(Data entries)
(begin)

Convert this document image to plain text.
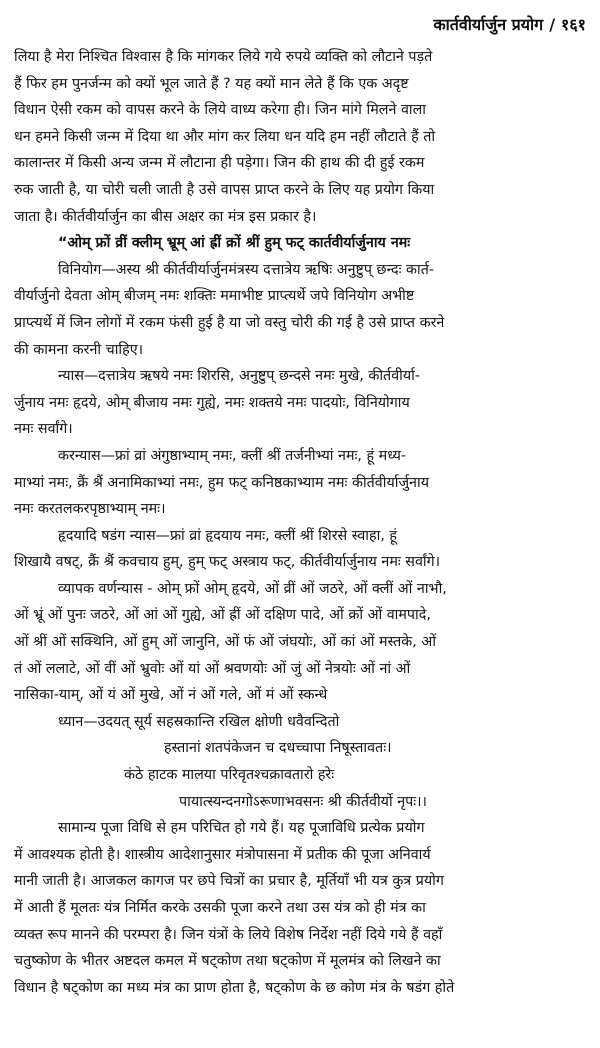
कार्तवीर्यार्जुन प्रयोग / १६१
लिया है मेरा निश्चित विश्वास है कि मांगकर लिये गये रुपये व्यक्ति को लौटाने पड़ते
हैं फिर हम पुनर्जन्म को क्यों भूल जाते हैं ? यह क्यों मान लेते हैं कि एक अदृष्ट
विधान ऐसी रकम को वापस करने के लिये वाध्य करेगा ही। जिन मांगे मिलने वाला
धन हमने किसी जन्म में दिया था और मांग कर लिया धन यदि हम नहीं लौटाते हैं तो
कालान्तर में किसी अन्य जन्म में लौटाना ही पड़ेगा। जिन की हाथ की दी हुई रकम
रुक जाती है, या चोरी चली जाती है उसे वापस प्राप्त करने के लिए यह प्रयोग किया
जाता है। कीर्तवीर्यार्जुन का बीस अक्षर का मंत्र इस प्रकार है।
“ओम् फ्रों व्रीं क्लीम् भ्रूम् आं ह्रीं क्रों श्रीं हुम् फट् कार्तवीर्यार्जुनाय नमः
विनियोग—अस्य श्री कीर्तवीर्यार्जुनमंत्रस्य दत्तात्रेय ऋषिः अनुष्टुप् छन्दः कार्त-
वीर्यार्जुनो देवता ओम् बीजम् नमः शक्तिः ममाभीष्ट प्राप्त्यर्थे जपे विनियोग अभीष्ट
प्राप्त्यर्थे में जिन लोगों में रकम फंसी हुई है या जो वस्तु चोरी की गई है उसे प्राप्त करने
की कामना करनी चाहिए।
न्यास—दत्तात्रेय ऋषये नमः शिरसि, अनुष्टुप् छन्दसे नमः मुखे, कीर्तवीर्या-
र्जुनाय नमः हृदये, ओम् बीजाय नमः गुह्ये, नमः शक्तये नमः पादयोः, विनियोगाय
नमः सर्वांगे।
करन्यास—फ्रां व्रां अंगुष्ठाभ्याम् नमः, क्लीं श्रीं तर्जनीभ्यां नमः, हूं मध्य-
माभ्यां नमः, क्रैं श्रैं अनामिकाभ्यां नमः, हुम फट् कनिष्ठकाभ्याम नमः कीर्तवीर्यार्जुनाय
नमः करतलकरपृष्ठाभ्याम् नमः।
हृदयादि षडंग न्यास—फ्रां व्रां हृदयाय नमः, क्लीं श्रीं शिरसे स्वाहा, हूं
शिखायै वषट्, क्रैं श्रैं कवचाय हुम्, हुम् फट् अस्त्राय फट्, कीर्तवीर्यार्जुनाय नमः सर्वांगे।
व्यापक वर्णन्यास - ओम् फ्रों ओम् हृदये, ओं व्रीं ओं जठरे, ओं क्लीं ओं नाभौ,
ओं भ्रूं ओं पुनः जठरे, ओं आं ओं गुह्ये, ओं ह्रीं ओं दक्षिण पादे, ओं क्रों ओं वामपादे,
ओं श्रीं ओं सक्थिनि, ओं हुम् ओं जानुनि, ओं फं ओं जंघयोः, ओं कां ओं मस्तके, ओं
तं ओं ललाटे, ओं वीं ओं भ्रुवोः ओं यां ओं श्रवणयोः ओं जुं ओं नेत्रयोः ओं नां ओं
नासिका-याम्, ओं यं ओं मुखे, ओं नं ओं गले, ओं मं ओं स्कन्धे
ध्यान—उदयत् सूर्य सहस्रकान्ति रखिल क्षोणी धवैवन्दितो
हस्तानां शतपंकेजन च दधच्चापा निषूस्तावतः।
कंठे हाटक मालया परिवृतश्चक्रावतारो हरेः
पायात्स्यन्दनगोऽरूणाभवसनः श्री कीर्तवीर्यो नृपः।।
सामान्य पूजा विधि से हम परिचित हो गये हैं। यह पूजाविधि प्रत्येक प्रयोग
में आवश्यक होती है। शास्त्रीय आदेशानुसार मंत्रोपासना में प्रतीक की पूजा अनिवार्य
मानी जाती है। आजकल कागज पर छपे चित्रों का प्रचार है, मूर्तियाँ भी यत्र कुत्र प्रयोग
में आती हैं मूलतः यंत्र निर्मित करके उसकी पूजा करने तथा उस यंत्र को ही मंत्र का
व्यक्त रूप मानने की परम्परा है। जिन यंत्रों के लिये विशेष निर्देश नहीं दिये गये हैं वहाँ
चतुष्कोण के भीतर अष्टदल कमल में षट्कोण तथा षट्कोण में मूलमंत्र को लिखने का
विधान है षट्कोण का मध्य मंत्र का प्राण होता है, षट्कोण के छ कोण मंत्र के षडंग होते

(end)

> Challenge
Exactly as written, return every line of the listing, but not the pictures.

> Solution
Convert this document image to plain text.
कार्तवीर्यार्जुन प्रयोग / १६१
लिया है मेरा निश्चित विश्वास है कि मांगकर लिये गये रुपये व्यक्ति को लौटाने पड़ते
हैं फिर हम पुनर्जन्म को क्यों भूल जाते हैं ? यह क्यों मान लेते हैं कि एक अदृष्ट
विधान ऐसी रकम को वापस करने के लिये वाध्य करेगा ही। जिन मांगे मिलने वाला
धन हमने किसी जन्म में दिया था और मांग कर लिया धन यदि हम नहीं लौटाते हैं तो
कालान्तर में किसी अन्य जन्म में लौटाना ही पड़ेगा। जिन की हाथ की दी हुई रकम
रुक जाती है, या चोरी चली जाती है उसे वापस प्राप्त करने के लिए यह प्रयोग किया
जाता है। कीर्तवीर्यार्जुन का बीस अक्षर का मंत्र इस प्रकार है।
“ओम् फ्रों व्रीं क्लीम् भ्रूम् आं ह्रीं क्रों श्रीं हुम् फट् कार्तवीर्यार्जुनाय नमः
विनियोग—अस्य श्री कीर्तवीर्यार्जुनमंत्रस्य दत्तात्रेय ऋषिः अनुष्टुप् छन्दः कार्त-
वीर्यार्जुनो देवता ओम् बीजम् नमः शक्तिः ममाभीष्ट प्राप्त्यर्थे जपे विनियोग अभीष्ट
प्राप्त्यर्थे में जिन लोगों में रकम फंसी हुई है या जो वस्तु चोरी की गई है उसे प्राप्त करने
की कामना करनी चाहिए।
न्यास—दत्तात्रेय ऋषये नमः शिरसि, अनुष्टुप् छन्दसे नमः मुखे, कीर्तवीर्या-
र्जुनाय नमः हृदये, ओम् बीजाय नमः गुह्ये, नमः शक्तये नमः पादयोः, विनियोगाय
नमः सर्वांगे।
करन्यास—फ्रां व्रां अंगुष्ठाभ्याम् नमः, क्लीं श्रीं तर्जनीभ्यां नमः, हूं मध्य-
माभ्यां नमः, क्रैं श्रैं अनामिकाभ्यां नमः, हुम फट् कनिष्ठकाभ्याम नमः कीर्तवीर्यार्जुनाय
नमः करतलकरपृष्ठाभ्याम् नमः।
हृदयादि षडंग न्यास—फ्रां व्रां हृदयाय नमः, क्लीं श्रीं शिरसे स्वाहा, हूं
शिखायै वषट्, क्रैं श्रैं कवचाय हुम्, हुम् फट् अस्त्राय फट्, कीर्तवीर्यार्जुनाय नमः सर्वांगे।
व्यापक वर्णन्यास - ओम् फ्रों ओम् हृदये, ओं व्रीं ओं जठरे, ओं क्लीं ओं नाभौ,
ओं भ्रूं ओं पुनः जठरे, ओं आं ओं गुह्ये, ओं ह्रीं ओं दक्षिण पादे, ओं क्रों ओं वामपादे,
ओं श्रीं ओं सक्थिनि, ओं हुम् ओं जानुनि, ओं फं ओं जंघयोः, ओं कां ओं मस्तके, ओं
तं ओं ललाटे, ओं वीं ओं भ्रुवोः ओं यां ओं श्रवणयोः ओं जुं ओं नेत्रयोः ओं नां ओं
नासिका-याम्, ओं यं ओं मुखे, ओं नं ओं गले, ओं मं ओं स्कन्धे
ध्यान—उदयत् सूर्य सहस्रकान्ति रखिल क्षोणी धवैवन्दितो
हस्तानां शतपंकेजन च दधच्चापा निषूस्तावतः।
कंठे हाटक मालया परिवृतश्चक्रावतारो हरेः
पायात्स्यन्दनगोऽरूणाभवसनः श्री कीर्तवीर्यो नृपः।।
सामान्य पूजा विधि से हम परिचित हो गये हैं। यह पूजाविधि प्रत्येक प्रयोग
में आवश्यक होती है। शास्त्रीय आदेशानुसार मंत्रोपासना में प्रतीक की पूजा अनिवार्य
मानी जाती है। आजकल कागज पर छपे चित्रों का प्रचार है, मूर्तियाँ भी यत्र कुत्र प्रयोग
में आती हैं मूलतः यंत्र निर्मित करके उसकी पूजा करने तथा उस यंत्र को ही मंत्र का
व्यक्त रूप मानने की परम्परा है। जिन यंत्रों के लिये विशेष निर्देश नहीं दिये गये हैं वहाँ
चतुष्कोण के भीतर अष्टदल कमल में षट्कोण तथा षट्कोण में मूलमंत्र को लिखने का
विधान है षट्कोण का मध्य मंत्र का प्राण होता है, षट्कोण के छ कोण मंत्र के षडंग होते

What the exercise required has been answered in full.